Challenge »
Set down all of the data exactly as it appears.

= = = = =

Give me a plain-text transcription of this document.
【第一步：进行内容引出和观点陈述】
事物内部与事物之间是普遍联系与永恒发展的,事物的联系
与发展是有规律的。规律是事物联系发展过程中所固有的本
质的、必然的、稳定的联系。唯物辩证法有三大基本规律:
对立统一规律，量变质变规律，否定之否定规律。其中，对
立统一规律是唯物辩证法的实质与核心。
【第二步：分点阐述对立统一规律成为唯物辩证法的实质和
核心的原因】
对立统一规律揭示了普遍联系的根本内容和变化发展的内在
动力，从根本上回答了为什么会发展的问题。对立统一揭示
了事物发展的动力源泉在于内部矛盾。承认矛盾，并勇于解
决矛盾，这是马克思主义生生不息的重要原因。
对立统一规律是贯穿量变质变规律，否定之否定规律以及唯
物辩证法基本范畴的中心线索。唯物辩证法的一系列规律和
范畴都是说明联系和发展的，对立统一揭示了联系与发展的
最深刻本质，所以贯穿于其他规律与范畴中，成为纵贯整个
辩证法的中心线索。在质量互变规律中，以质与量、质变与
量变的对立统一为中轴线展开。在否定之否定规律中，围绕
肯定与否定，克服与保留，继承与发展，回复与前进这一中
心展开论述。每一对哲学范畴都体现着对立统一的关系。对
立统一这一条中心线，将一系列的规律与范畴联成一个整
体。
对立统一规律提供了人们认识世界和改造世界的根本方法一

= = = = =

Problem solution »
Give me a plain-text transcription of this document.
【第一步：进行内容引出和观点陈述】
事物内部与事物之间是普遍联系与永恒发展的,事物的联系
与发展是有规律的。规律是事物联系发展过程中所固有的本
质的、必然的、稳定的联系。唯物辩证法有三大基本规律:
对立统一规律，量变质变规律，否定之否定规律。其中，对
立统一规律是唯物辩证法的实质与核心。
【第二步：分点阐述对立统一规律成为唯物辩证法的实质和
核心的原因】
对立统一规律揭示了普遍联系的根本内容和变化发展的内在
动力，从根本上回答了为什么会发展的问题。对立统一揭示
了事物发展的动力源泉在于内部矛盾。承认矛盾，并勇于解
决矛盾，这是马克思主义生生不息的重要原因。
对立统一规律是贯穿量变质变规律，否定之否定规律以及唯
物辩证法基本范畴的中心线索。唯物辩证法的一系列规律和
范畴都是说明联系和发展的，对立统一揭示了联系与发展的
最深刻本质，所以贯穿于其他规律与范畴中，成为纵贯整个
辩证法的中心线索。在质量互变规律中，以质与量、质变与
量变的对立统一为中轴线展开。在否定之否定规律中，围绕
肯定与否定，克服与保留，继承与发展，回复与前进这一中
心展开论述。每一对哲学范畴都体现着对立统一的关系。对
立统一这一条中心线，将一系列的规律与范畴联成一个整
体。
对立统一规律提供了人们认识世界和改造世界的根本方法一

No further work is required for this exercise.